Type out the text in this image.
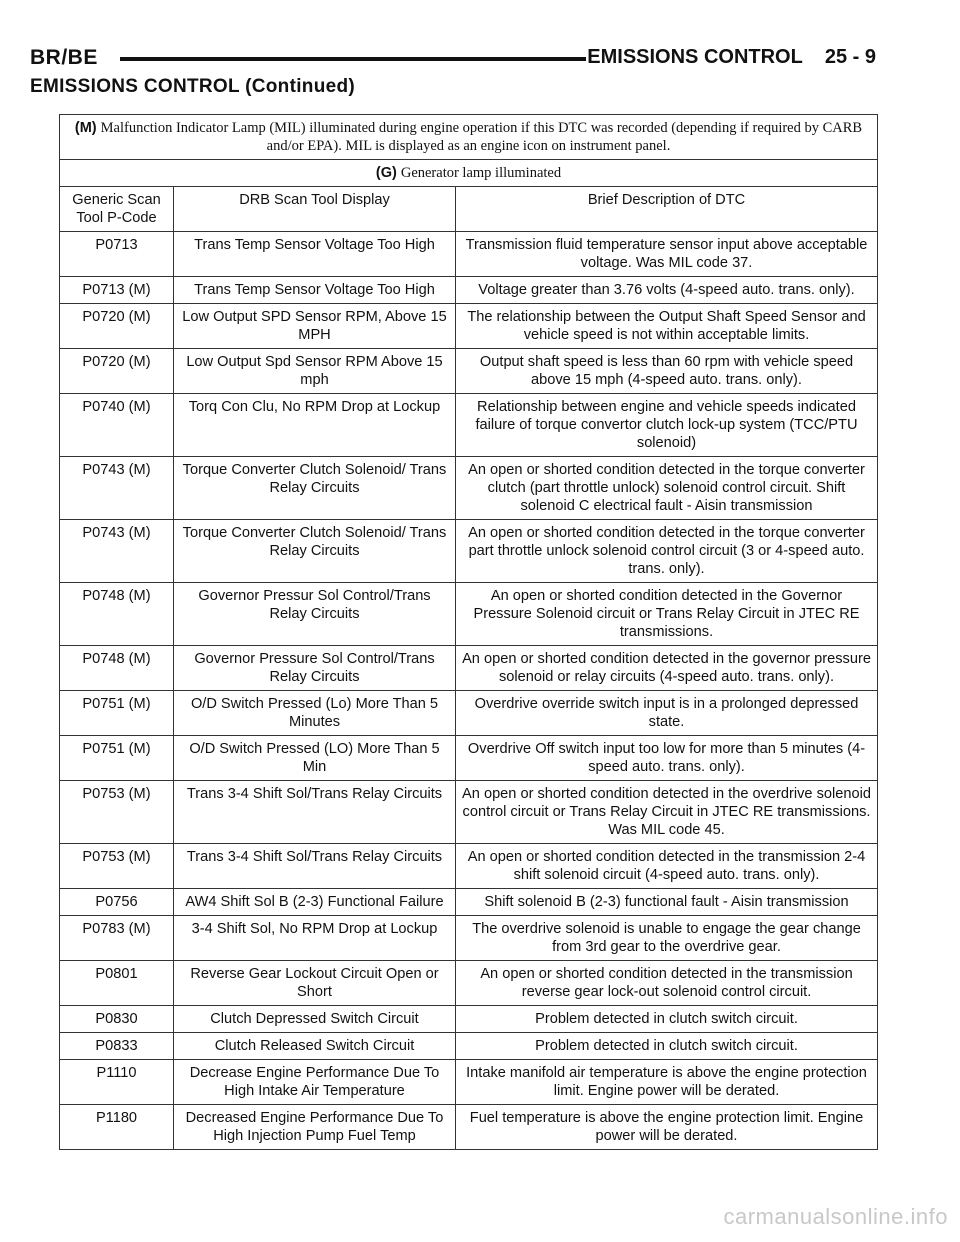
BR/BE	EMISSIONS CONTROL 25 - 9
EMISSIONS CONTROL (Continued)
(M) Malfunction Indicator Lamp (MIL) illuminated during engine operation if this DTC was recorded (depending if required by CARB and/or EPA). MIL is displayed as an engine icon on instrument panel.		
(G) Generator lamp illuminated		
Generic Scan Tool P-Code	DRB Scan Tool Display	Brief Description of DTC
P0713	Trans Temp Sensor Voltage Too High	Transmission fluid temperature sensor input above acceptable voltage. Was MIL code 37.
P0713 (M)	Trans Temp Sensor Voltage Too High	Voltage greater than 3.76 volts (4-speed auto. trans. only).
P0720 (M)	Low Output SPD Sensor RPM, Above 15 MPH	The relationship between the Output Shaft Speed Sensor and vehicle speed is not within acceptable limits.
P0720 (M)	Low Output Spd Sensor RPM Above 15 mph	Output shaft speed is less than 60 rpm with vehicle speed above 15 mph (4-speed auto. trans. only).
P0740 (M)	Torq Con Clu, No RPM Drop at Lockup	Relationship between engine and vehicle speeds indicated failure of torque convertor clutch lock-up system (TCC/PTU solenoid)
P0743 (M)	Torque Converter Clutch Solenoid/ Trans Relay Circuits	An open or shorted condition detected in the torque converter clutch (part throttle unlock) solenoid control circuit. Shift solenoid C electrical fault - Aisin transmission
P0743 (M)	Torque Converter Clutch Solenoid/ Trans Relay Circuits	An open or shorted condition detected in the torque converter part throttle unlock solenoid control circuit (3 or 4-speed auto. trans. only).
P0748 (M)	Governor Pressur Sol Control/Trans Relay Circuits	An open or shorted condition detected in the Governor Pressure Solenoid circuit or Trans Relay Circuit in JTEC RE transmissions.
P0748 (M)	Governor Pressure Sol Control/Trans Relay Circuits	An open or shorted condition detected in the governor pressure solenoid or relay circuits (4-speed auto. trans. only).
P0751 (M)	O/D Switch Pressed (Lo) More Than 5 Minutes	Overdrive override switch input is in a prolonged depressed state.
P0751 (M)	O/D Switch Pressed (LO) More Than 5 Min	Overdrive Off switch input too low for more than 5 minutes (4-speed auto. trans. only).
P0753 (M)	Trans 3-4 Shift Sol/Trans Relay Circuits	An open or shorted condition detected in the overdrive solenoid control circuit or Trans Relay Circuit in JTEC RE transmissions. Was MIL code 45.
P0753 (M)	Trans 3-4 Shift Sol/Trans Relay Circuits	An open or shorted condition detected in the transmission 2-4 shift solenoid circuit (4-speed auto. trans. only).
P0756	AW4 Shift Sol B (2-3) Functional Failure	Shift solenoid B (2-3) functional fault - Aisin transmission
P0783 (M)	3-4 Shift Sol, No RPM Drop at Lockup	The overdrive solenoid is unable to engage the gear change from 3rd gear to the overdrive gear.
P0801	Reverse Gear Lockout Circuit Open or Short	An open or shorted condition detected in the transmission reverse gear lock-out solenoid control circuit.
P0830	Clutch Depressed Switch Circuit	Problem detected in clutch switch circuit.
P0833	Clutch Released Switch Circuit	Problem detected in clutch switch circuit.
P1110	Decrease Engine Performance Due To High Intake Air Temperature	Intake manifold air temperature is above the engine protection limit. Engine power will be derated.
P1180	Decreased Engine Performance Due To High Injection Pump Fuel Temp	Fuel temperature is above the engine protection limit. Engine power will be derated.
carmanualsonline.info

# Requirements:
Exclude every picture and copy the remaining data exactly.

# Solution:
Type out the text in this image.
BR/BE	EMISSIONS CONTROL 25 - 9
EMISSIONS CONTROL (Continued)
(M) Malfunction Indicator Lamp (MIL) illuminated during engine operation if this DTC was recorded (depending if required by CARB and/or EPA). MIL is displayed as an engine icon on instrument panel.		
(G) Generator lamp illuminated		
Generic Scan Tool P-Code	DRB Scan Tool Display	Brief Description of DTC
P0713	Trans Temp Sensor Voltage Too High	Transmission fluid temperature sensor input above acceptable voltage. Was MIL code 37.
P0713 (M)	Trans Temp Sensor Voltage Too High	Voltage greater than 3.76 volts (4-speed auto. trans. only).
P0720 (M)	Low Output SPD Sensor RPM, Above 15 MPH	The relationship between the Output Shaft Speed Sensor and vehicle speed is not within acceptable limits.
P0720 (M)	Low Output Spd Sensor RPM Above 15 mph	Output shaft speed is less than 60 rpm with vehicle speed above 15 mph (4-speed auto. trans. only).
P0740 (M)	Torq Con Clu, No RPM Drop at Lockup	Relationship between engine and vehicle speeds indicated failure of torque convertor clutch lock-up system (TCC/PTU solenoid)
P0743 (M)	Torque Converter Clutch Solenoid/ Trans Relay Circuits	An open or shorted condition detected in the torque converter clutch (part throttle unlock) solenoid control circuit. Shift solenoid C electrical fault - Aisin transmission
P0743 (M)	Torque Converter Clutch Solenoid/ Trans Relay Circuits	An open or shorted condition detected in the torque converter part throttle unlock solenoid control circuit (3 or 4-speed auto. trans. only).
P0748 (M)	Governor Pressur Sol Control/Trans Relay Circuits	An open or shorted condition detected in the Governor Pressure Solenoid circuit or Trans Relay Circuit in JTEC RE transmissions.
P0748 (M)	Governor Pressure Sol Control/Trans Relay Circuits	An open or shorted condition detected in the governor pressure solenoid or relay circuits (4-speed auto. trans. only).
P0751 (M)	O/D Switch Pressed (Lo) More Than 5 Minutes	Overdrive override switch input is in a prolonged depressed state.
P0751 (M)	O/D Switch Pressed (LO) More Than 5 Min	Overdrive Off switch input too low for more than 5 minutes (4-speed auto. trans. only).
P0753 (M)	Trans 3-4 Shift Sol/Trans Relay Circuits	An open or shorted condition detected in the overdrive solenoid control circuit or Trans Relay Circuit in JTEC RE transmissions. Was MIL code 45.
P0753 (M)	Trans 3-4 Shift Sol/Trans Relay Circuits	An open or shorted condition detected in the transmission 2-4 shift solenoid circuit (4-speed auto. trans. only).
P0756	AW4 Shift Sol B (2-3) Functional Failure	Shift solenoid B (2-3) functional fault - Aisin transmission
P0783 (M)	3-4 Shift Sol, No RPM Drop at Lockup	The overdrive solenoid is unable to engage the gear change from 3rd gear to the overdrive gear.
P0801	Reverse Gear Lockout Circuit Open or Short	An open or shorted condition detected in the transmission reverse gear lock-out solenoid control circuit.
P0830	Clutch Depressed Switch Circuit	Problem detected in clutch switch circuit.
P0833	Clutch Released Switch Circuit	Problem detected in clutch switch circuit.
P1110	Decrease Engine Performance Due To High Intake Air Temperature	Intake manifold air temperature is above the engine protection limit. Engine power will be derated.
P1180	Decreased Engine Performance Due To High Injection Pump Fuel Temp	Fuel temperature is above the engine protection limit. Engine power will be derated.
carmanualsonline.info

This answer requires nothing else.